[Data tied to figure images]

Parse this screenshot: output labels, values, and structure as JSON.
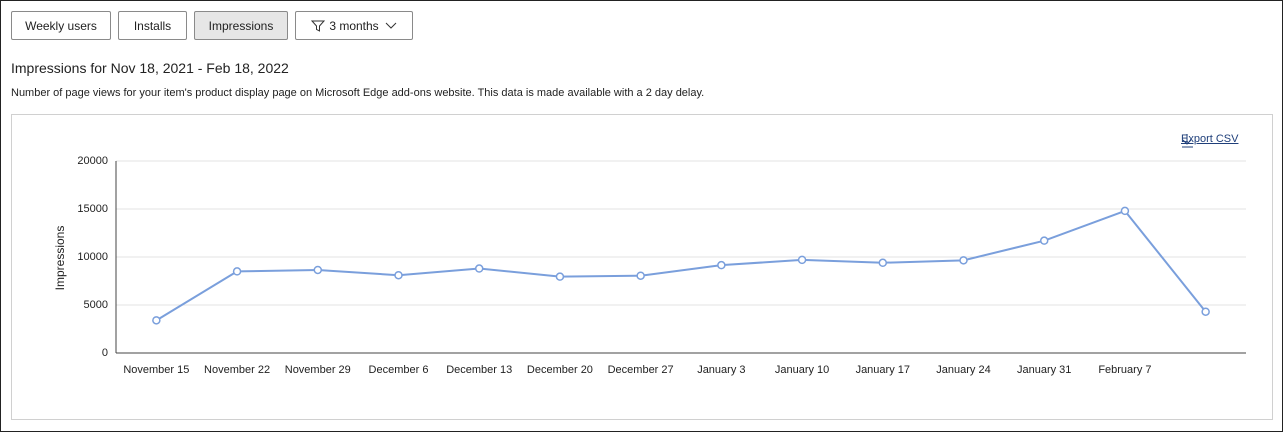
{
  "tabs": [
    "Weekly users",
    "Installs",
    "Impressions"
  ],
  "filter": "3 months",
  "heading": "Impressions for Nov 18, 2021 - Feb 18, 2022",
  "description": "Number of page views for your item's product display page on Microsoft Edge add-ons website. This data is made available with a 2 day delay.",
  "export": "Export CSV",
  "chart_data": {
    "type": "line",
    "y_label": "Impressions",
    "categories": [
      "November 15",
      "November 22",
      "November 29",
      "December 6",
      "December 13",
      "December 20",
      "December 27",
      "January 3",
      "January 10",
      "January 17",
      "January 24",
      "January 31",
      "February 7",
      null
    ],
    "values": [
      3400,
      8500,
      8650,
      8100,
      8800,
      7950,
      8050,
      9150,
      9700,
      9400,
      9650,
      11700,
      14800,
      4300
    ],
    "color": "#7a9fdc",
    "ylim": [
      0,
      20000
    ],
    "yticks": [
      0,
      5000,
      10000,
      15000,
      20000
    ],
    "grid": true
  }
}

* _The problem_
Ignore the images and quote every line of the listing exactly.

* _Solution for this problem_
Parse this screenshot: output labels, values, and structure as JSON.
{
  "tabs": [
    "Weekly users",
    "Installs",
    "Impressions"
  ],
  "filter": "3 months",
  "heading": "Impressions for Nov 18, 2021 - Feb 18, 2022",
  "description": "Number of page views for your item's product display page on Microsoft Edge add-ons website. This data is made available with a 2 day delay.",
  "export": "Export CSV",
  "chart_data": {
    "type": "line",
    "y_label": "Impressions",
    "categories": [
      "November 15",
      "November 22",
      "November 29",
      "December 6",
      "December 13",
      "December 20",
      "December 27",
      "January 3",
      "January 10",
      "January 17",
      "January 24",
      "January 31",
      "February 7",
      null
    ],
    "values": [
      3400,
      8500,
      8650,
      8100,
      8800,
      7950,
      8050,
      9150,
      9700,
      9400,
      9650,
      11700,
      14800,
      4300
    ],
    "color": "#7a9fdc",
    "ylim": [
      0,
      20000
    ],
    "yticks": [
      0,
      5000,
      10000,
      15000,
      20000
    ],
    "grid": true
  }
}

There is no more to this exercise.